══ Supplied records ══

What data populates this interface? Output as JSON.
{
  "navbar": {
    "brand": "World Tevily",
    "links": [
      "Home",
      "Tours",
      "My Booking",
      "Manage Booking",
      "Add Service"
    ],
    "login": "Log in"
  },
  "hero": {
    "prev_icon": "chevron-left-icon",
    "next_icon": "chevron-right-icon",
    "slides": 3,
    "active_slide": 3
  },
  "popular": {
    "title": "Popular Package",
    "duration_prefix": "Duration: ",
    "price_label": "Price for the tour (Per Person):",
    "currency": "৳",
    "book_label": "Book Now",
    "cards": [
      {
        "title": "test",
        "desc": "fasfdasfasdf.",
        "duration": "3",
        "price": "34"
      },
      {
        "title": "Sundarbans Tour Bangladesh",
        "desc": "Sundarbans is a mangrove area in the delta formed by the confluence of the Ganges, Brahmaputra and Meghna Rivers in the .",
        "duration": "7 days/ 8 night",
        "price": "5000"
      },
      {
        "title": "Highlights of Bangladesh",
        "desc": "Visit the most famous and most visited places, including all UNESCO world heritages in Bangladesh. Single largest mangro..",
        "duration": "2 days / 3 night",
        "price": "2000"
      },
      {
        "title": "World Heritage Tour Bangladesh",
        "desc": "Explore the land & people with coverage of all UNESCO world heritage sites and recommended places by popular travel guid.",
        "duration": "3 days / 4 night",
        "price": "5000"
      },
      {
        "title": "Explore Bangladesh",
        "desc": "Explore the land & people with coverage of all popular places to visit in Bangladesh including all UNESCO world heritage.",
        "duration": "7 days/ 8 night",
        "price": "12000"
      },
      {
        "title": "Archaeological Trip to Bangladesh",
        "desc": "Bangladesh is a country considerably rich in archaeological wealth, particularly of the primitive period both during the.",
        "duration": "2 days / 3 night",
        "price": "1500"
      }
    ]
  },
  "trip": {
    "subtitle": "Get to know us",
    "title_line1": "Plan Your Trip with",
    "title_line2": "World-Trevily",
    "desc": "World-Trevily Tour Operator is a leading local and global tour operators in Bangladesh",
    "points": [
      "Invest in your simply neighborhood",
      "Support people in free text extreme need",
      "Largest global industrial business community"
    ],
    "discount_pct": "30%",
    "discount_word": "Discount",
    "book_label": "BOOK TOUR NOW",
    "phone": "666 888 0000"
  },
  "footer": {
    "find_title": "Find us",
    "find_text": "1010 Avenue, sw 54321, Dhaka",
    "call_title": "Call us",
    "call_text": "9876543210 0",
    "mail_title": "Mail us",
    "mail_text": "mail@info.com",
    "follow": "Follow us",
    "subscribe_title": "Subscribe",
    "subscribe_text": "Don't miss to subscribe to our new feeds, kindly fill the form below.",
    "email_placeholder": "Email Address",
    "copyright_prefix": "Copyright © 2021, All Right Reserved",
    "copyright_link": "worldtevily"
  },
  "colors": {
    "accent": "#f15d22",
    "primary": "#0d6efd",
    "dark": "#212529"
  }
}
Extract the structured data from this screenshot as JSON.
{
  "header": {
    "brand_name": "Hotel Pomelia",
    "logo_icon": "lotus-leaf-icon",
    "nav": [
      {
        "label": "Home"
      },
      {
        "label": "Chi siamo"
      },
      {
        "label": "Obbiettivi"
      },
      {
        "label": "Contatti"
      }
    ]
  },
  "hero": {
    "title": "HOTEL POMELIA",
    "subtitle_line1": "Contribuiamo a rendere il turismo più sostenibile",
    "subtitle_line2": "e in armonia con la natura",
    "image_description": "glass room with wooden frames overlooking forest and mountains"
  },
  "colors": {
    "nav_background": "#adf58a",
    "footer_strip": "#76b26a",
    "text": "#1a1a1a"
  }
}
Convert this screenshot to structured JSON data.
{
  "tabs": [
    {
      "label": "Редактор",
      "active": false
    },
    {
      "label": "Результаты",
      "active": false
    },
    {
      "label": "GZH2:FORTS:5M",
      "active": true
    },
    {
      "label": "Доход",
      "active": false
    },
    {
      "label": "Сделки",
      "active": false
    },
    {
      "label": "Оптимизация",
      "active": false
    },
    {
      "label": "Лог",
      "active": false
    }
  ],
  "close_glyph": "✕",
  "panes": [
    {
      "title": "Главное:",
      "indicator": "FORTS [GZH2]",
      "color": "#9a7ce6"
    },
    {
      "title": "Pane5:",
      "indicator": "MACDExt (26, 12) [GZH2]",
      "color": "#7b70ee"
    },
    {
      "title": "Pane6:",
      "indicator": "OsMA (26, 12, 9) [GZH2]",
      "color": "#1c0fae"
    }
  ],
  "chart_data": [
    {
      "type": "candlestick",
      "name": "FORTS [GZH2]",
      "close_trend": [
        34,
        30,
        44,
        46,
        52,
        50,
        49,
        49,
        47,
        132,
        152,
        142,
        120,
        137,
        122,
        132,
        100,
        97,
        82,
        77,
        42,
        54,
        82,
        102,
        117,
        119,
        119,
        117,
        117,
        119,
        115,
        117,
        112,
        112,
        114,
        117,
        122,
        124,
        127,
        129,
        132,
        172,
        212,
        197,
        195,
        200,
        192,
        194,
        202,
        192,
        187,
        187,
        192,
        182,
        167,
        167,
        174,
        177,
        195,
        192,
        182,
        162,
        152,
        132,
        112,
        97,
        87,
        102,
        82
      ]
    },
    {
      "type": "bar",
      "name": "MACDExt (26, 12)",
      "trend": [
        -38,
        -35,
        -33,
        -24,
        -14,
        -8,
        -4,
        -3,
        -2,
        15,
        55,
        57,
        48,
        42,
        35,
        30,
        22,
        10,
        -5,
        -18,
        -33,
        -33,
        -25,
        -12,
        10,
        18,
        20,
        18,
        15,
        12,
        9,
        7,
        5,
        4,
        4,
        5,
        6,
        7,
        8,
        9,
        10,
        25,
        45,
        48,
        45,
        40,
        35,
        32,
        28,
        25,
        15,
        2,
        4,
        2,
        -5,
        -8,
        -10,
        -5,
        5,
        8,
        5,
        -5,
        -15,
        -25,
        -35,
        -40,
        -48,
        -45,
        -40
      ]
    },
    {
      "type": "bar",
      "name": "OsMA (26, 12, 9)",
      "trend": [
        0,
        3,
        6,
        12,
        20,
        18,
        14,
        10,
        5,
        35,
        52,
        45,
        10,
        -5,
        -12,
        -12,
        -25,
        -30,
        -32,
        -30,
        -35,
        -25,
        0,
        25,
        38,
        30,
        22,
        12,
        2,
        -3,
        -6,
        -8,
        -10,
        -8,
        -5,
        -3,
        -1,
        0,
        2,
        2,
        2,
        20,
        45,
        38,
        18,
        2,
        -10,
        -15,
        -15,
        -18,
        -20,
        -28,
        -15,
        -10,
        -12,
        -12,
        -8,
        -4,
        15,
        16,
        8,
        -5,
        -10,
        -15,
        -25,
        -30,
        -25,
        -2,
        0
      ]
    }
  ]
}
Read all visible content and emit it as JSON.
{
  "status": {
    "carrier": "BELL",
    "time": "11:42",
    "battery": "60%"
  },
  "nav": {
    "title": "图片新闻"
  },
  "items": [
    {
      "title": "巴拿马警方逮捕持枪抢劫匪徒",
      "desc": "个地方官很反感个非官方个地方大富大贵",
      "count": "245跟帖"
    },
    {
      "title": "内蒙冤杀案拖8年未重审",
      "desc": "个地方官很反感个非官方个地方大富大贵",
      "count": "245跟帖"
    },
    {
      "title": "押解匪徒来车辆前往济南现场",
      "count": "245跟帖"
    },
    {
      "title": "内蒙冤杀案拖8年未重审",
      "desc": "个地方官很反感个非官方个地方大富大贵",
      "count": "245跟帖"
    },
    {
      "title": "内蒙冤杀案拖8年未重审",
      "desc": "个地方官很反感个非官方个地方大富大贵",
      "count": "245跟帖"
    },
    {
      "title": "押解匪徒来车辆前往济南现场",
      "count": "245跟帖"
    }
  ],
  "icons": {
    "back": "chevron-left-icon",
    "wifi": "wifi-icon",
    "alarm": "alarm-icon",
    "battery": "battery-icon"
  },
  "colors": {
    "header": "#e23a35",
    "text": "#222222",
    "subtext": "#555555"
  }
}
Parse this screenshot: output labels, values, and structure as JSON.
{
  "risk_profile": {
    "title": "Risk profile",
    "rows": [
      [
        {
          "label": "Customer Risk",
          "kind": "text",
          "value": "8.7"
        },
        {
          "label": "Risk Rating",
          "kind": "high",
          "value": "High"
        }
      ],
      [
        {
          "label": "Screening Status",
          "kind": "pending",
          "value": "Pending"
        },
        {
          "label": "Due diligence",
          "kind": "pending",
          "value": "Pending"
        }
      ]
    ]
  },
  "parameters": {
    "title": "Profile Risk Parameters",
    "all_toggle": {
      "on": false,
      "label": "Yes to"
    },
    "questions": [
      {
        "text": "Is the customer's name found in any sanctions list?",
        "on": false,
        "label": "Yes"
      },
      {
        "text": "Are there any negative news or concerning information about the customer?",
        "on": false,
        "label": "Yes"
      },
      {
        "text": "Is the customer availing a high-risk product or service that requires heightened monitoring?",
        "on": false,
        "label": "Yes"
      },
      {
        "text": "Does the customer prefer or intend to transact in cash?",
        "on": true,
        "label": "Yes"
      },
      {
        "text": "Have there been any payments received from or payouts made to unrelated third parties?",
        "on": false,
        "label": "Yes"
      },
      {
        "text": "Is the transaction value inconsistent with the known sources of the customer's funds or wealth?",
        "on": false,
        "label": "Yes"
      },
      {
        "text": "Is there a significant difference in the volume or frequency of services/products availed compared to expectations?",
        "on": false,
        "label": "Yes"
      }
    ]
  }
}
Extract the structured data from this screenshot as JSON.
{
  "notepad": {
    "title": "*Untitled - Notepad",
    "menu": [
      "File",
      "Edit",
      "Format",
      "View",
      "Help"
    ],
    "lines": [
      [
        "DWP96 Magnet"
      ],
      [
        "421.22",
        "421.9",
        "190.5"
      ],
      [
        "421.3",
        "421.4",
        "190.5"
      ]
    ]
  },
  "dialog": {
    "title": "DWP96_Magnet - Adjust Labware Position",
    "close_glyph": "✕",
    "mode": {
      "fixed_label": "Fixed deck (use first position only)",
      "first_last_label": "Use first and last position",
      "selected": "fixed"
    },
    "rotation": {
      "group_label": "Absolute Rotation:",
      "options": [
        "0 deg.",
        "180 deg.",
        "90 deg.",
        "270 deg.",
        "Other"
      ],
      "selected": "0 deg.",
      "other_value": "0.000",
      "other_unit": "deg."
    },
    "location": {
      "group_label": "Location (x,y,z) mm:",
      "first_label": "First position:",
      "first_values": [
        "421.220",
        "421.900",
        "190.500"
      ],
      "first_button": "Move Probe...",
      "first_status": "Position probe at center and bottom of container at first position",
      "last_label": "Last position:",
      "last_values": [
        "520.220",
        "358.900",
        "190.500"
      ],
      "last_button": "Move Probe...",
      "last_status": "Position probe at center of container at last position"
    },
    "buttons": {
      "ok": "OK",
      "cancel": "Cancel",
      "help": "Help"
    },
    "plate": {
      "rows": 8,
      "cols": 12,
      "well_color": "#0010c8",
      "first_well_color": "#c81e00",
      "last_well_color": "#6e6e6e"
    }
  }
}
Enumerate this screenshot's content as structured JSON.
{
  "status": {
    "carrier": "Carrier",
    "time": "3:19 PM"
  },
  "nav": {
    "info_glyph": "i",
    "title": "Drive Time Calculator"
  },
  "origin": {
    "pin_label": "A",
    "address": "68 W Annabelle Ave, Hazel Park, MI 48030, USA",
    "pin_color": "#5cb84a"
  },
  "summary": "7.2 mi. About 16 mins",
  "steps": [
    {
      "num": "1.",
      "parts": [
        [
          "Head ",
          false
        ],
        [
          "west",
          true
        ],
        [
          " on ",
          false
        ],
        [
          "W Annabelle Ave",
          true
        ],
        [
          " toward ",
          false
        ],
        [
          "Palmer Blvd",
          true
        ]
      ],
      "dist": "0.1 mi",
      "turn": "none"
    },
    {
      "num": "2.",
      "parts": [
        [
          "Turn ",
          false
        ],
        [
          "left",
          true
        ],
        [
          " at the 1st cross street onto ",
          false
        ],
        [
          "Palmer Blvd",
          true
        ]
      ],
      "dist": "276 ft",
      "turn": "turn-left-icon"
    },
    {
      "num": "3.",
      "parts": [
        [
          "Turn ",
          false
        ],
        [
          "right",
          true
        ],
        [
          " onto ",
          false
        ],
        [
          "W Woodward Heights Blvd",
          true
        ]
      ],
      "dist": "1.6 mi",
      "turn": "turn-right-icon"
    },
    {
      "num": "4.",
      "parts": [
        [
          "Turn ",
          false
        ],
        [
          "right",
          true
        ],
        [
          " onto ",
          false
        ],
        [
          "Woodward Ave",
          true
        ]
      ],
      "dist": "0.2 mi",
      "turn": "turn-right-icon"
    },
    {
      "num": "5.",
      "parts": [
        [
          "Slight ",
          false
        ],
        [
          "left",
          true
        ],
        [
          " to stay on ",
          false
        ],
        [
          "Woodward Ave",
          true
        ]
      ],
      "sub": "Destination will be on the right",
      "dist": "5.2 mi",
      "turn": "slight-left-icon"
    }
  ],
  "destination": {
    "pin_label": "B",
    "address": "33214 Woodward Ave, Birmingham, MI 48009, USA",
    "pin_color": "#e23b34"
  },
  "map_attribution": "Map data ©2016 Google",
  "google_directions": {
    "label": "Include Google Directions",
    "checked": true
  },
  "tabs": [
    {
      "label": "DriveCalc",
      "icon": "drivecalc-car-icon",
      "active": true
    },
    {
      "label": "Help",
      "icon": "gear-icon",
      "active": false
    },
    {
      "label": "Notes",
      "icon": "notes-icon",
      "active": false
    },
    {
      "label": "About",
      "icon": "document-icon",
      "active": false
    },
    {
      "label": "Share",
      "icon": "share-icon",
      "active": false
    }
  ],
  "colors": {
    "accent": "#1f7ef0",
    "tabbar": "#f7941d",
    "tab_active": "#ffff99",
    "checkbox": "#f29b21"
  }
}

═══

* _Problem to solve_
Where a line holds "FORTS", copy it out.

* _Full response_
      "label": "GZH2:FORTS:5M",
      "indicator": "FORTS [GZH2]",
      "name": "FORTS [GZH2]",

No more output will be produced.